Repeat word for word the lines of the records below from the one containing "broken-heart-icon[interactable] xyxy=(735,982,765,1010)" through the one containing "heart-icon xyxy=(643,1148,673,1175)", both ends included.

Spatial annotation records
(begin)

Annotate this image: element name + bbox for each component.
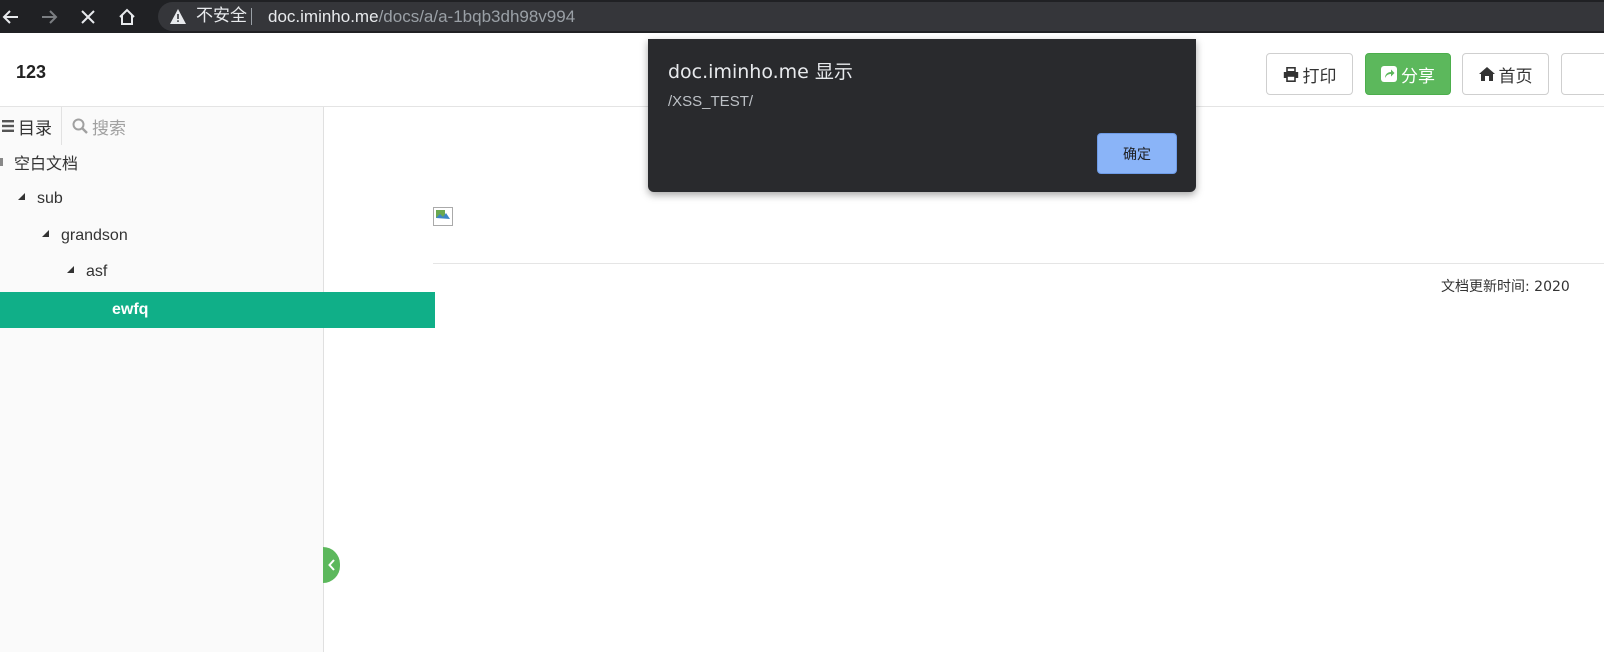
- expanded-caret-icon[interactable]: [67, 265, 74, 273]
- tree-item-label: grandson: [61, 227, 128, 244]
- close-icon: [81, 9, 95, 24]
- back-arrow-icon: [2, 9, 18, 24]
- home-nav-button[interactable]: [112, 0, 142, 33]
- print-icon: [1283, 66, 1298, 82]
- tree-item-blank-doc[interactable]: 空白文档: [0, 144, 323, 180]
- tab-search[interactable]: 搜索: [62, 107, 323, 145]
- url-path: /docs/a/a-1bqb3dh98v994: [378, 7, 576, 26]
- search-icon: [72, 118, 88, 134]
- tree-item-label: 空白文档: [14, 156, 79, 173]
- alert-ok-button[interactable]: 确定: [1097, 133, 1177, 174]
- tree-item-label: ewfq: [112, 301, 149, 318]
- home-button[interactable]: 首页: [1462, 53, 1549, 95]
- tree-item-grandson[interactable]: grandson: [0, 218, 365, 254]
- home-icon: [119, 8, 135, 25]
- broken-image-icon: [433, 207, 453, 226]
- tab-catalog-label: 目录: [18, 118, 52, 139]
- alert-title: doc.iminho.me 显示: [668, 61, 853, 83]
- stop-loading-button[interactable]: [73, 0, 103, 33]
- more-button[interactable]: [1561, 53, 1604, 95]
- expanded-caret-icon[interactable]: [42, 229, 49, 237]
- tree-node-marker: [0, 158, 3, 166]
- doc-title: 123: [16, 62, 47, 82]
- sidebar: 目录 搜索 空白文档 sub grandson asf ewfq: [0, 107, 435, 652]
- tree-item-sub[interactable]: sub: [0, 181, 341, 217]
- print-button[interactable]: 打印: [1266, 53, 1353, 95]
- share-label: 分享: [1401, 66, 1435, 87]
- tree-item-label: asf: [86, 263, 108, 280]
- home-icon: [1478, 67, 1495, 81]
- warning-icon[interactable]: [170, 9, 186, 24]
- address-bar[interactable]: 不安全 doc.iminho.me/docs/a/a-1bqb3dh98v994: [158, 2, 1604, 31]
- chevron-left-icon: [327, 559, 335, 571]
- doc-update-time: 文档更新时间: 2020: [1441, 279, 1570, 295]
- share-icon: [1381, 66, 1397, 82]
- browser-toolbar: 不安全 doc.iminho.me/docs/a/a-1bqb3dh98v994: [0, 0, 1604, 33]
- home-label: 首页: [1498, 66, 1533, 87]
- alert-message: /XSS_TEST/: [668, 93, 754, 110]
- tree-item-asf[interactable]: asf: [0, 254, 390, 290]
- list-icon: [2, 120, 14, 132]
- omnibox-divider: [251, 8, 252, 25]
- share-button[interactable]: 分享: [1365, 53, 1451, 95]
- tree-item-label: sub: [37, 190, 63, 207]
- url-text[interactable]: doc.iminho.me/docs/a/a-1bqb3dh98v994: [268, 7, 575, 26]
- print-label: 打印: [1302, 66, 1337, 87]
- content-divider: [433, 263, 1604, 264]
- insecure-label[interactable]: 不安全: [196, 7, 247, 26]
- sidebar-tabs: 目录 搜索: [0, 107, 323, 145]
- expanded-caret-icon[interactable]: [18, 192, 25, 200]
- forward-button[interactable]: [34, 0, 64, 33]
- forward-arrow-icon: [42, 9, 58, 24]
- sidebar-collapse-button[interactable]: [323, 547, 340, 583]
- back-button[interactable]: [0, 0, 26, 33]
- search-label: 搜索: [92, 118, 126, 139]
- alert-dialog: doc.iminho.me 显示 /XSS_TEST/ 确定: [648, 39, 1196, 192]
- tab-catalog[interactable]: 目录: [0, 107, 62, 145]
- tree-item-ewfq[interactable]: ewfq: [0, 292, 435, 328]
- url-host: doc.iminho.me: [268, 7, 379, 26]
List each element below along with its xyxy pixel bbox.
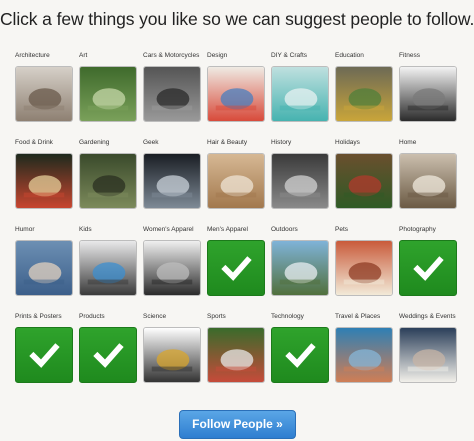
travel-photo (336, 328, 392, 382)
history-photo (272, 154, 328, 208)
kids-photo (80, 241, 136, 295)
category-tile-selected[interactable] (399, 240, 457, 296)
category-label: Education (335, 52, 364, 59)
science-photo (144, 328, 200, 382)
category-thumbnail[interactable] (143, 240, 201, 296)
car-photo (144, 67, 200, 121)
education-photo (336, 67, 392, 121)
category-thumbnail[interactable] (399, 153, 457, 209)
category-label: Sports (207, 313, 226, 320)
diy-photo (272, 67, 328, 121)
category-thumbnail[interactable] (15, 153, 73, 209)
category-label: Architecture (15, 52, 50, 59)
category-label: Kids (79, 226, 92, 233)
category-label: Design (207, 52, 228, 59)
category-label: Pets (335, 226, 349, 233)
category-label: Gardening (79, 139, 110, 146)
pets-photo (336, 241, 392, 295)
category-thumbnail[interactable] (335, 240, 393, 296)
check-icon (29, 343, 60, 368)
category-thumbnail[interactable] (335, 153, 393, 209)
category-thumbnail[interactable] (207, 327, 265, 383)
humor-photo (16, 241, 72, 295)
category-label: Science (143, 313, 167, 320)
category-label: Holidays (335, 139, 360, 146)
category-label: Geek (143, 139, 159, 146)
category-label: Hair & Beauty (207, 139, 248, 146)
architecture-photo (16, 67, 72, 121)
category-thumbnail[interactable] (143, 153, 201, 209)
fitness-photo (400, 67, 456, 121)
outdoors-photo (272, 241, 328, 295)
category-thumbnail[interactable] (207, 66, 265, 122)
interest-grid: Architecture Art Cars & Motorcycles Design D… (0, 0, 474, 441)
category-label: Prints & Posters (15, 313, 62, 320)
follow-people-button[interactable]: Follow People » (179, 410, 296, 439)
check-icon (413, 256, 444, 281)
category-label: Technology (271, 313, 304, 320)
check-icon (285, 343, 316, 368)
category-thumbnail[interactable] (143, 327, 201, 383)
category-thumbnail[interactable] (79, 66, 137, 122)
home-photo (400, 154, 456, 208)
category-thumbnail[interactable] (79, 240, 137, 296)
geek-photo (144, 154, 200, 208)
category-label: Humor (15, 226, 35, 233)
holidays-photo (336, 154, 392, 208)
category-label: Fitness (399, 52, 420, 59)
category-thumbnail[interactable] (399, 66, 457, 122)
category-thumbnail[interactable] (271, 240, 329, 296)
category-label: DIY & Crafts (271, 52, 308, 59)
category-thumbnail[interactable] (399, 327, 457, 383)
category-label: Food & Drink (15, 139, 53, 146)
check-icon (93, 343, 124, 368)
category-label: Weddings & Events (399, 313, 456, 320)
art-photo (80, 67, 136, 121)
category-label: Cars & Motorcycles (143, 52, 200, 59)
hair-photo (208, 154, 264, 208)
category-label: Home (399, 139, 417, 146)
category-thumbnail[interactable] (335, 327, 393, 383)
category-label: Travel & Places (335, 313, 381, 320)
category-label: Outdoors (271, 226, 298, 233)
category-label: Men's Apparel (207, 226, 248, 233)
category-tile-selected[interactable] (271, 327, 329, 383)
category-thumbnail[interactable] (335, 66, 393, 122)
gardening-photo (80, 154, 136, 208)
category-label: History (271, 139, 292, 146)
category-thumbnail[interactable] (271, 153, 329, 209)
category-label: Art (79, 52, 88, 59)
sports-photo (208, 328, 264, 382)
category-thumbnail[interactable] (15, 240, 73, 296)
category-thumbnail[interactable] (271, 66, 329, 122)
category-label: Women's Apparel (143, 226, 194, 233)
design-photo (208, 67, 264, 121)
category-thumbnail[interactable] (207, 153, 265, 209)
food-photo (16, 154, 72, 208)
category-thumbnail[interactable] (143, 66, 201, 122)
category-tile-selected[interactable] (207, 240, 265, 296)
category-label: Photography (399, 226, 436, 233)
category-label: Products (79, 313, 105, 320)
category-tile-selected[interactable] (15, 327, 73, 383)
check-icon (221, 256, 252, 281)
category-tile-selected[interactable] (79, 327, 137, 383)
weddings-photo (400, 328, 456, 382)
category-thumbnail[interactable] (79, 153, 137, 209)
womens-apparel-photo (144, 241, 200, 295)
category-thumbnail[interactable] (15, 66, 73, 122)
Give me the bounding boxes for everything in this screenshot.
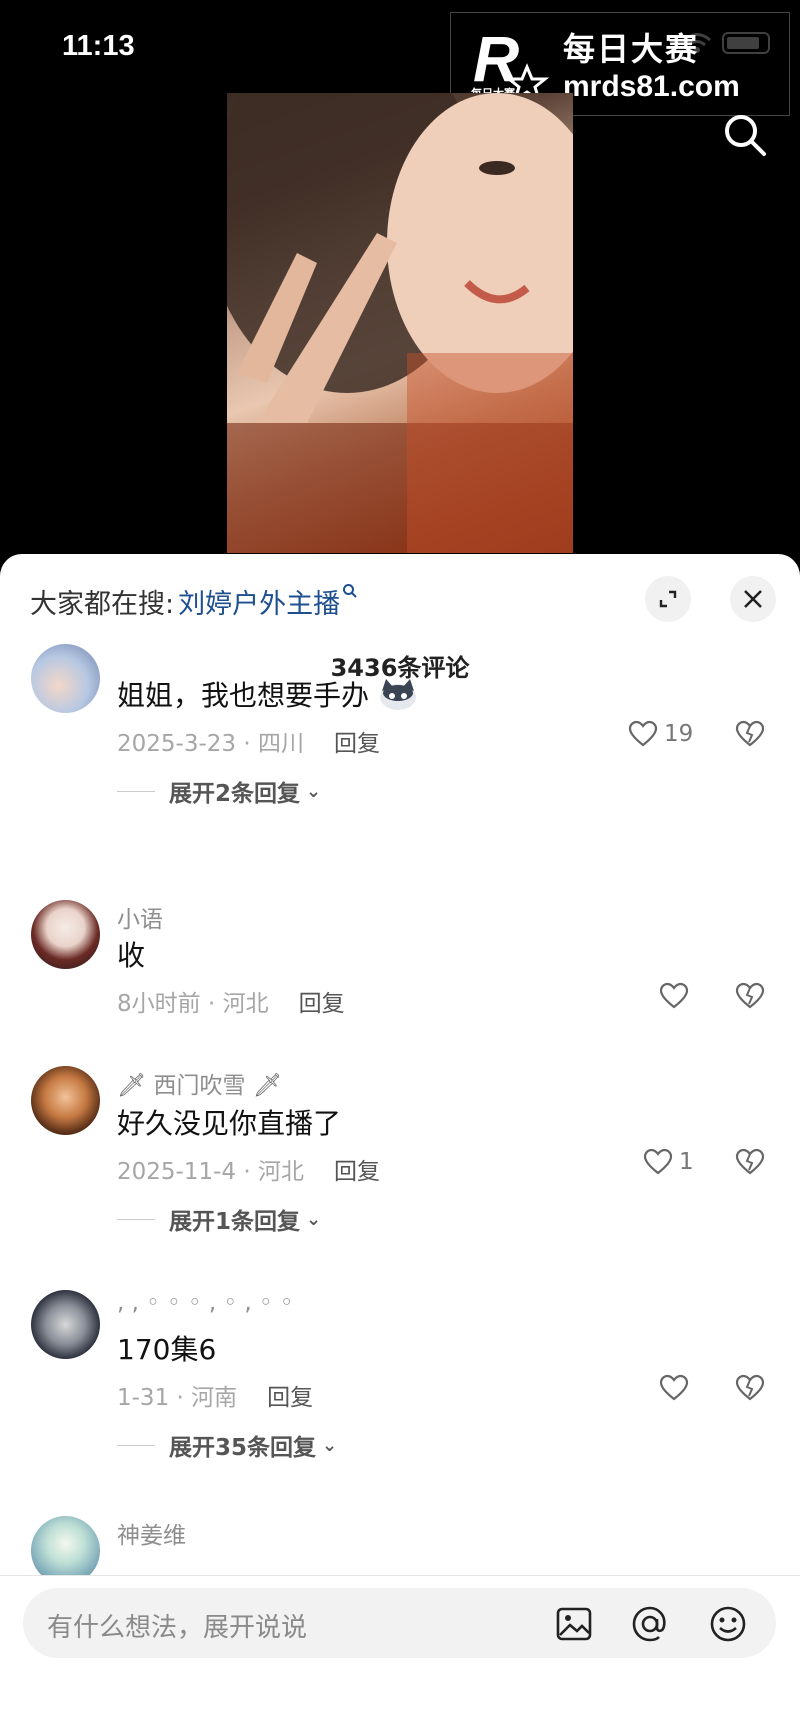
broken-heart-icon[interactable] xyxy=(735,982,765,1010)
hot-search[interactable]: 大家都在搜: 刘婷户外主播 xyxy=(30,582,358,621)
search-icon[interactable] xyxy=(722,112,768,158)
broken-heart-icon[interactable] xyxy=(735,1148,765,1176)
comment-username[interactable]: 小语 xyxy=(117,900,163,934)
comment-meta: 2025-3-23 · 四川 回复 xyxy=(117,731,380,757)
reply-button[interactable]: 回复 xyxy=(267,1385,313,1411)
avatar[interactable] xyxy=(31,1066,100,1135)
heart-icon xyxy=(643,1148,673,1175)
avatar[interactable] xyxy=(31,1290,100,1359)
at-icon[interactable] xyxy=(631,1605,669,1643)
like-button[interactable] xyxy=(659,1374,689,1402)
expand-replies-button[interactable]: 展开35条回复 ⌄ xyxy=(117,1428,337,1462)
broken-heart-icon[interactable] xyxy=(735,1374,765,1402)
comment-input[interactable]: 有什么想法，展开说说 xyxy=(23,1588,776,1658)
emoji-icon[interactable] xyxy=(709,1605,747,1643)
avatar[interactable] xyxy=(31,644,100,713)
heart-icon xyxy=(659,982,689,1009)
reply-button[interactable]: 回复 xyxy=(299,991,345,1017)
watermark-url: mrds81.com xyxy=(563,70,740,103)
watermark-title: 每日大赛 xyxy=(563,30,700,68)
comment-sheet: 大家都在搜: 刘婷户外主播 3436条评论 姐姐，我也想要手办 2025-3-2… xyxy=(0,554,800,1731)
avatar[interactable] xyxy=(31,900,100,969)
heart-icon xyxy=(659,1374,689,1401)
reply-button[interactable]: 回复 xyxy=(334,1159,380,1185)
heart-icon xyxy=(628,720,658,747)
comment-meta: 8小时前 · 河北 回复 xyxy=(117,991,345,1017)
reply-button[interactable]: 回复 xyxy=(334,731,380,757)
comment-input-placeholder: 有什么想法，展开说说 xyxy=(47,1613,308,1643)
expand-replies-button[interactable]: 展开1条回复 ⌄ xyxy=(117,1202,321,1236)
comment-meta: 2025-11-4 · 河北 回复 xyxy=(117,1159,380,1185)
video-player[interactable] xyxy=(227,93,573,553)
comment-username[interactable]: , , ◦ ◦ ◦ , ◦ , ◦ ◦ xyxy=(117,1290,293,1316)
hot-search-term[interactable]: 刘婷户外主播 xyxy=(178,582,340,621)
like-button[interactable] xyxy=(659,982,689,1010)
hot-search-prefix: 大家都在搜: xyxy=(30,589,175,620)
sword-icon: 🗡 xyxy=(117,1073,147,1099)
comment-username[interactable]: 神姜维 xyxy=(117,1516,186,1550)
comment-meta: 1-31 · 河南 回复 xyxy=(117,1385,314,1411)
expand-icon xyxy=(659,590,677,608)
comment-text: 170集6 xyxy=(117,1333,217,1366)
search-icon xyxy=(342,583,358,604)
close-button[interactable] xyxy=(730,576,776,622)
image-icon[interactable] xyxy=(555,1605,593,1643)
like-count: 19 xyxy=(664,721,694,747)
comment-username[interactable]: 🗡 西门吹雪 🗡 xyxy=(117,1066,282,1100)
broken-heart-icon[interactable] xyxy=(735,720,765,748)
comment-input-bar: 有什么想法，展开说说 xyxy=(0,1575,800,1731)
status-time: 11:13 xyxy=(62,30,135,62)
expand-sheet-button[interactable] xyxy=(645,576,691,622)
video-frame xyxy=(227,93,573,553)
cat-emoji-icon xyxy=(379,679,416,710)
like-button[interactable]: 19 xyxy=(628,720,693,748)
like-button[interactable]: 1 xyxy=(643,1148,694,1176)
close-icon xyxy=(744,590,762,608)
sword-icon: 🗡 xyxy=(252,1073,283,1099)
comment-text: 好久没见你直播了 xyxy=(117,1107,342,1140)
svg-text:R: R xyxy=(473,23,519,95)
expand-replies-button[interactable]: 展开2条回复 ⌄ xyxy=(117,774,321,808)
like-count: 1 xyxy=(679,1149,694,1175)
comment-text: 收 xyxy=(117,939,146,972)
comment-text: 姐姐，我也想要手办 xyxy=(117,674,418,714)
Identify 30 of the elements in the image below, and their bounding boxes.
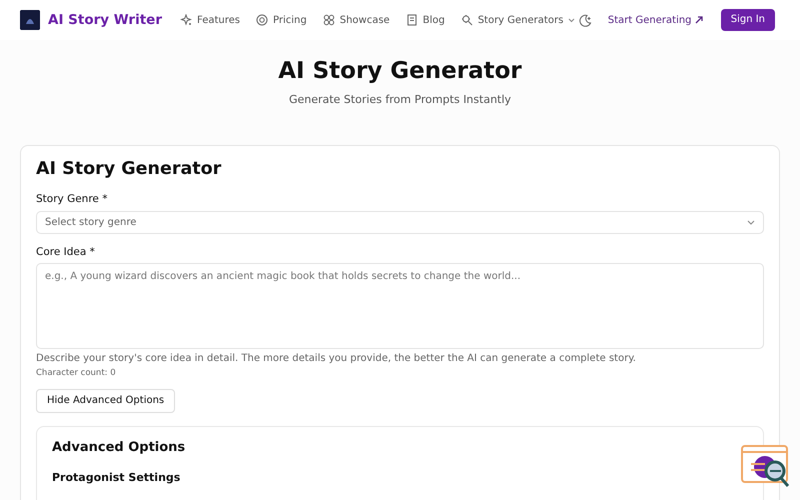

(end)

*EXPECTED OUTPUT*.
broken-heart-icon[interactable] xyxy=(735,982,765,1010)
hot-search[interactable]: 大家都在搜: 刘婷户外主播 xyxy=(30,582,358,621)
search-icon[interactable] xyxy=(722,112,768,158)
broken-heart-icon[interactable] xyxy=(735,1148,765,1176)
comment-username[interactable]: 小语 xyxy=(117,900,163,934)
comment-meta: 2025-3-23 · 四川 回复 xyxy=(117,731,380,757)
reply-button[interactable]: 回复 xyxy=(267,1385,313,1411)
avatar[interactable] xyxy=(31,1066,100,1135)
heart-icon xyxy=(643,1148,673,1175)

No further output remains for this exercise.